### DIRECTION
All records should be reproduced verbatim.

Data excerpts:
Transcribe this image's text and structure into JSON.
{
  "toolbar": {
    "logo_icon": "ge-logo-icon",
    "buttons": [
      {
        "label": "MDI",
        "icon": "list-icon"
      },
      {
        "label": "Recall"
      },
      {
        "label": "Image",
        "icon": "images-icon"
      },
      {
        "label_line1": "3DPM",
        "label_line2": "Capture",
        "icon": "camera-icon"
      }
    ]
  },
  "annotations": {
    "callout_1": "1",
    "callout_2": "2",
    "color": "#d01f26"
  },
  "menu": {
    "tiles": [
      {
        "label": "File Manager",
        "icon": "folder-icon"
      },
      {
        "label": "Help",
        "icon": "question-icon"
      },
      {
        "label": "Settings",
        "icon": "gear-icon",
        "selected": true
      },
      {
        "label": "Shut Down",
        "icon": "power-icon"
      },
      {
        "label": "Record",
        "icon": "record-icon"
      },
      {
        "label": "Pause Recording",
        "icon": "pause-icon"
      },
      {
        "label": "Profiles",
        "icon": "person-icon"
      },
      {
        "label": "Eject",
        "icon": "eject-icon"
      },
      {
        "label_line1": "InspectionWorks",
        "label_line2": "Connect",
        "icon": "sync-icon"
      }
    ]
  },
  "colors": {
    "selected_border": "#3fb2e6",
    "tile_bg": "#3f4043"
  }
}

### TASK SOLUTION
Transcribe this image's text and structure into JSON.
{
  "toolbar": {
    "logo_icon": "ge-logo-icon",
    "buttons": [
      {
        "label": "MDI",
        "icon": "list-icon"
      },
      {
        "label": "Recall"
      },
      {
        "label": "Image",
        "icon": "images-icon"
      },
      {
        "label_line1": "3DPM",
        "label_line2": "Capture",
        "icon": "camera-icon"
      }
    ]
  },
  "annotations": {
    "callout_1": "1",
    "callout_2": "2",
    "color": "#d01f26"
  },
  "menu": {
    "tiles": [
      {
        "label": "File Manager",
        "icon": "folder-icon"
      },
      {
        "label": "Help",
        "icon": "question-icon"
      },
      {
        "label": "Settings",
        "icon": "gear-icon",
        "selected": true
      },
      {
        "label": "Shut Down",
        "icon": "power-icon"
      },
      {
        "label": "Record",
        "icon": "record-icon"
      },
      {
        "label": "Pause Recording",
        "icon": "pause-icon"
      },
      {
        "label": "Profiles",
        "icon": "person-icon"
      },
      {
        "label": "Eject",
        "icon": "eject-icon"
      },
      {
        "label_line1": "InspectionWorks",
        "label_line2": "Connect",
        "icon": "sync-icon"
      }
    ]
  },
  "colors": {
    "selected_border": "#3fb2e6",
    "tile_bg": "#3f4043"
  }
}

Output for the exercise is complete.